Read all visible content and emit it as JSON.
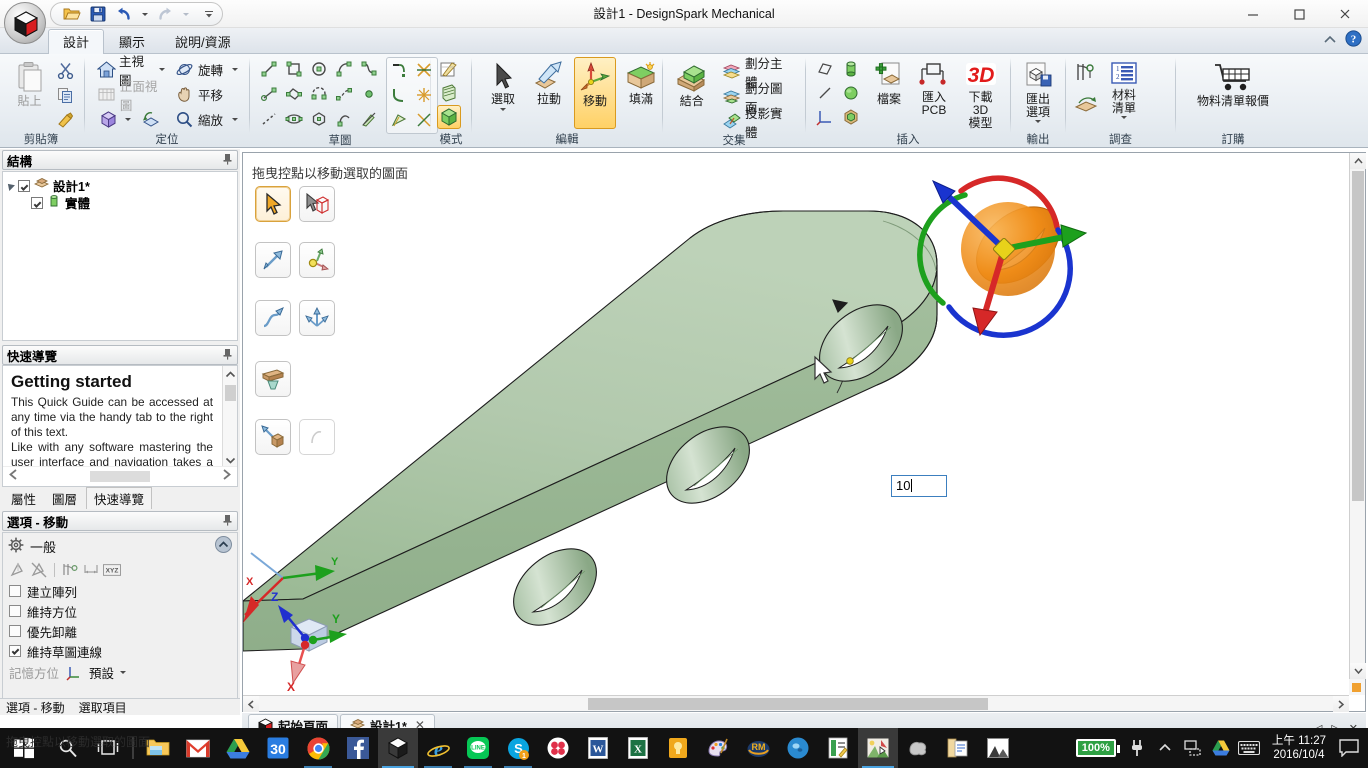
{
  "window": {
    "title": "設計1 - DesignSpark Mechanical",
    "minimize_label": "最小化",
    "maximize_label": "最大化",
    "close_label": "關閉"
  },
  "quick_access": {
    "open_label": "開啟",
    "save_label": "儲存",
    "undo_label": "復原",
    "redo_label": "重做",
    "customize_label": "自訂快速存取工具列"
  },
  "tabs": [
    {
      "label": "設計",
      "active": true
    },
    {
      "label": "顯示",
      "active": false
    },
    {
      "label": "說明/資源",
      "active": false
    }
  ],
  "ribbon": {
    "groups": [
      {
        "name": "clipboard",
        "label": "剪貼簿",
        "big": [
          {
            "label": "貼上",
            "disabled": true,
            "icon": "paste-icon"
          }
        ],
        "small": [
          {
            "label": "",
            "icon": "cut-icon"
          },
          {
            "label": "",
            "icon": "copy-icon"
          },
          {
            "label": "",
            "icon": "format-painter-icon"
          }
        ]
      },
      {
        "name": "orient",
        "label": "定位",
        "items": [
          {
            "label": "主視圖",
            "icon": "home-view-icon",
            "dropdown": true,
            "disabled": false
          },
          {
            "label": "旋轉",
            "icon": "spin-icon",
            "dropdown": true,
            "disabled": false
          },
          {
            "label": "正面視圖",
            "icon": "plan-view-icon",
            "dropdown": false,
            "disabled": true
          },
          {
            "label": "平移",
            "icon": "pan-icon",
            "dropdown": false,
            "disabled": false
          },
          {
            "label": "",
            "icon": "iso-cube-icon",
            "dropdown": true,
            "disabled": false
          },
          {
            "label": "",
            "icon": "previous-view-icon",
            "dropdown": false,
            "disabled": false
          },
          {
            "label": "縮放",
            "icon": "zoom-icon",
            "dropdown": true,
            "disabled": false
          }
        ]
      },
      {
        "name": "sketch",
        "label": "草圖",
        "icons": [
          "line-icon",
          "rectangle-icon",
          "circle-icon",
          "tangent-arc-icon",
          "spline-icon",
          "construction-line-icon",
          "three-point-rectangle-icon",
          "three-point-arc-icon",
          "reference-spline-icon",
          "point-icon",
          "dashed-line-icon",
          "ellipse-icon",
          "polygon-icon",
          "sweep-arc-icon",
          "sketch-edit-icon"
        ],
        "edit_icons": [
          "trim-away-icon",
          "split-icon",
          "corner-icon",
          "explode-icon",
          "offset-icon",
          "project-icon"
        ]
      },
      {
        "name": "mode",
        "label": "模式",
        "icons": [
          "sketch-mode-icon",
          "section-mode-icon",
          "solid-mode-icon"
        ],
        "active_index": 2
      },
      {
        "name": "edit",
        "label": "編輯",
        "items": [
          {
            "label": "選取",
            "icon": "select-icon",
            "dropdown": true,
            "active": false
          },
          {
            "label": "拉動",
            "icon": "pull-icon",
            "dropdown": false,
            "active": false
          },
          {
            "label": "移動",
            "icon": "move-icon",
            "dropdown": false,
            "active": true
          },
          {
            "label": "填滿",
            "icon": "fill-icon",
            "dropdown": false,
            "active": false
          }
        ]
      },
      {
        "name": "intersect",
        "label": "交集",
        "big": [
          {
            "label": "結合",
            "icon": "combine-icon"
          }
        ],
        "small": [
          {
            "label": "劃分主體",
            "icon": "split-body-icon"
          },
          {
            "label": "劃分圖面",
            "icon": "split-face-icon"
          },
          {
            "label": "投影實體",
            "icon": "project-solid-icon"
          }
        ]
      },
      {
        "name": "insert",
        "label": "插入",
        "icons": [
          "plane-icon",
          "cylinder-icon",
          "sphere-icon",
          "axis-icon",
          "origin-icon"
        ],
        "items": [
          {
            "label": "檔案",
            "icon": "insert-file-icon"
          },
          {
            "label": "匯入\nPCB",
            "icon": "import-pcb-icon"
          },
          {
            "label": "下載 3D\n模型",
            "icon": "download-3d-icon"
          }
        ]
      },
      {
        "name": "output",
        "label": "輸出",
        "items": [
          {
            "label": "匯出\n選項",
            "icon": "export-options-icon",
            "dropdown": true
          }
        ]
      },
      {
        "name": "investigate",
        "label": "調查",
        "icons": [
          "measure-icon",
          "mass-properties-icon"
        ],
        "items": [
          {
            "label": "材料\n清單",
            "icon": "bom-icon",
            "dropdown": true
          }
        ]
      },
      {
        "name": "order",
        "label": "訂購",
        "items": [
          {
            "label": "物料清單報價",
            "icon": "cart-icon"
          }
        ]
      }
    ]
  },
  "structure_panel": {
    "title": "結構",
    "pin_label": "釘選",
    "nodes": [
      {
        "label": "設計1*",
        "checked": true,
        "expanded": true,
        "icon": "design-icon",
        "level": 0
      },
      {
        "label": "實體",
        "checked": true,
        "icon": "solid-icon",
        "level": 1
      }
    ]
  },
  "quick_guide": {
    "title": "快速導覽",
    "pin_label": "釘選",
    "heading": "Getting started",
    "paragraphs": [
      "This Quick Guide can be accessed at any time via the handy tab to the right of this text.",
      "Like with any software mastering the user interface and navigation takes a bit of practice. Please select a topic of"
    ],
    "prev_label": "◀",
    "next_label": "▶"
  },
  "panel_tabs": [
    {
      "label": "屬性",
      "active": false
    },
    {
      "label": "圖層",
      "active": false
    },
    {
      "label": "快速導覽",
      "active": true
    }
  ],
  "options_panel": {
    "title": "選項 - 移動",
    "pin_label": "釘選",
    "section_label": "一般",
    "tool_icons": [
      "ruler-direction-icon",
      "anchor-icon",
      "measure-move-icon",
      "dimension-icon",
      "xyz-icon"
    ],
    "checkboxes": [
      {
        "label": "建立陣列",
        "checked": false
      },
      {
        "label": "維持方位",
        "checked": false
      },
      {
        "label": "優先卸離",
        "checked": false
      },
      {
        "label": "維持草圖連線",
        "checked": true
      }
    ],
    "memory_label": "記憶方位",
    "memory_value": "預設"
  },
  "bottom_tabs": [
    {
      "label": "選項 - 移動",
      "active": true
    },
    {
      "label": "選取項目",
      "active": false
    }
  ],
  "canvas": {
    "hint": "拖曳控點以移動選取的圖面",
    "value_box": "10",
    "palette": [
      {
        "row": 0,
        "buttons": [
          {
            "name": "move-handle-select",
            "icon": "arrow-cursor-icon",
            "selected": true
          },
          {
            "name": "move-anchor",
            "icon": "cursor-box-icon",
            "selected": false
          }
        ]
      },
      {
        "row": 1,
        "buttons": [
          {
            "name": "translate-direction",
            "icon": "single-arrow-icon",
            "selected": false
          },
          {
            "name": "move-origin",
            "icon": "axis-origin-icon",
            "selected": false
          }
        ]
      },
      {
        "row": 2,
        "buttons": [
          {
            "name": "sweep-along-path",
            "icon": "curved-arrow-icon",
            "selected": false
          },
          {
            "name": "move-multiple",
            "icon": "three-arrow-icon",
            "selected": false
          }
        ]
      },
      {
        "row": 3,
        "buttons": [
          {
            "name": "ruler-dimension",
            "icon": "ruler-icon",
            "selected": false
          }
        ]
      },
      {
        "row": 4,
        "buttons": [
          {
            "name": "drag-to-snap",
            "icon": "snap-arrow-icon",
            "selected": false
          },
          {
            "name": "ghost-tool",
            "icon": "ghost-icon",
            "selected": false,
            "ghost": true
          }
        ]
      }
    ],
    "axis_labels": {
      "x": "X",
      "y": "Y",
      "z": "Z"
    },
    "colors": {
      "body": "#a9c4a5",
      "body_top": "#b7cdb2",
      "body_side": "#9cb898",
      "handle_ball": "#f08a1c",
      "axis_x": "#e02020",
      "axis_y": "#15a015",
      "axis_z": "#2030cf",
      "handle_center": "#e8d21a"
    }
  },
  "document_tabs": [
    {
      "label": "起始頁面",
      "icon": "home-doc-icon",
      "active": false,
      "closable": false
    },
    {
      "label": "設計1*",
      "icon": "design-doc-icon",
      "active": true,
      "closable": true
    }
  ],
  "status_bar": {
    "text": "拖曳控點以移動選取的圖面"
  },
  "taskbar": {
    "start_label": "開始",
    "search_label": "搜尋",
    "taskview_label": "工作檢視",
    "items": [
      {
        "name": "file-explorer",
        "label": "檔案總管"
      },
      {
        "name": "gmail",
        "label": "Gmail"
      },
      {
        "name": "google-drive",
        "label": "Google 雲端硬碟"
      },
      {
        "name": "calendar",
        "label": "行事曆"
      },
      {
        "name": "chrome",
        "label": "Chrome"
      },
      {
        "name": "facebook",
        "label": "Facebook"
      },
      {
        "name": "designspark",
        "label": "DesignSpark Mechanical"
      },
      {
        "name": "internet-explorer",
        "label": "Internet Explorer"
      },
      {
        "name": "line",
        "label": "LINE"
      },
      {
        "name": "skype",
        "label": "Skype"
      },
      {
        "name": "photoscape",
        "label": "PhotoScape"
      },
      {
        "name": "word",
        "label": "Word"
      },
      {
        "name": "excel",
        "label": "Excel"
      },
      {
        "name": "notes",
        "label": "記事"
      },
      {
        "name": "paint",
        "label": "小畫家"
      },
      {
        "name": "rm-app",
        "label": "RM"
      },
      {
        "name": "blue-app",
        "label": "應用程式"
      },
      {
        "name": "editor-app",
        "label": "編輯器"
      },
      {
        "name": "photo-viewer",
        "label": "相片檢視器"
      },
      {
        "name": "grey-app",
        "label": "應用程式"
      },
      {
        "name": "docs-app",
        "label": "文件"
      },
      {
        "name": "gallery-app",
        "label": "圖庫"
      }
    ],
    "tray": {
      "battery": "100%",
      "power_label": "電源",
      "show_hidden_label": "顯示隱藏的圖示",
      "network_label": "網路",
      "drive_label": "Google 雲端硬碟",
      "keyboard_label": "觸控鍵盤",
      "time": "上午 11:27",
      "date": "2016/10/4",
      "notifications_label": "通知"
    }
  }
}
###
**Required task:** Scan the lines for the string "rectangle". Copy out each line that matches.

**Result:**
          "rectangle-icon",
          "three-point-rectangle-icon",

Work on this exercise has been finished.